_EXERCISE_: Every record below should be printed exactly as it appears.

━━━━━ SUPPLIED RECORDS

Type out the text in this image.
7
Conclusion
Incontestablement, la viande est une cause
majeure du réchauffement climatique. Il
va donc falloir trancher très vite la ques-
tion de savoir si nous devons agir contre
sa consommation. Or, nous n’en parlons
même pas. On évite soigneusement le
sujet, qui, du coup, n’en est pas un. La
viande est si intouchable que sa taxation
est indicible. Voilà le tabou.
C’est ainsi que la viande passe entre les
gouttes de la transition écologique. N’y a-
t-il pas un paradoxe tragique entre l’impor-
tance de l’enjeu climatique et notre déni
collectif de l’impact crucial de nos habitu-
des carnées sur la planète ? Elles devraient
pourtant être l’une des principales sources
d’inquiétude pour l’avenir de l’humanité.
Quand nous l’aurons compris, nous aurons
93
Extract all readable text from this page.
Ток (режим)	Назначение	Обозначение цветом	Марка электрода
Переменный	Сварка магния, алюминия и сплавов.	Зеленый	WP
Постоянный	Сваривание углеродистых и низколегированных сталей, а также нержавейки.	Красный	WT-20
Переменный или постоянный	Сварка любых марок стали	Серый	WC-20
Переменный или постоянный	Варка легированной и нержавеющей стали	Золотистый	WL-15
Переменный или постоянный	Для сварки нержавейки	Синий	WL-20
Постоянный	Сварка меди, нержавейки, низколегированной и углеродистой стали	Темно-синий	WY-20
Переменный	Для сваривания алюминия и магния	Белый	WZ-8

━━━━━━━━━━

_FINAL RESULT_:
Type out the text in this image.
7
Conclusion
Incontestablement, la viande est une cause
majeure du réchauffement climatique. Il
va donc falloir trancher très vite la ques-
tion de savoir si nous devons agir contre
sa consommation. Or, nous n’en parlons
même pas. On évite soigneusement le
sujet, qui, du coup, n’en est pas un. La
viande est si intouchable que sa taxation
est indicible. Voilà le tabou.
C’est ainsi que la viande passe entre les
gouttes de la transition écologique. N’y a-
t-il pas un paradoxe tragique entre l’impor-
tance de l’enjeu climatique et notre déni
collectif de l’impact crucial de nos habitu-
des carnées sur la planète ? Elles devraient
pourtant être l’une des principales sources
d’inquiétude pour l’avenir de l’humanité.
Quand nous l’aurons compris, nous aurons
93
Extract all readable text from this page.
Ток (режим)	Назначение	Обозначение цветом	Марка электрода
Переменный	Сварка магния, алюминия и сплавов.	Зеленый	WP
Постоянный	Сваривание углеродистых и низколегированных сталей, а также нержавейки.	Красный	WT-20
Переменный или постоянный	Сварка любых марок стали	Серый	WC-20
Переменный или постоянный	Варка легированной и нержавеющей стали	Золотистый	WL-15
Переменный или постоянный	Для сварки нержавейки	Синий	WL-20
Постоянный	Сварка меди, нержавейки, низколегированной и углеродистой стали	Темно-синий	WY-20
Переменный	Для сваривания алюминия и магния	Белый	WZ-8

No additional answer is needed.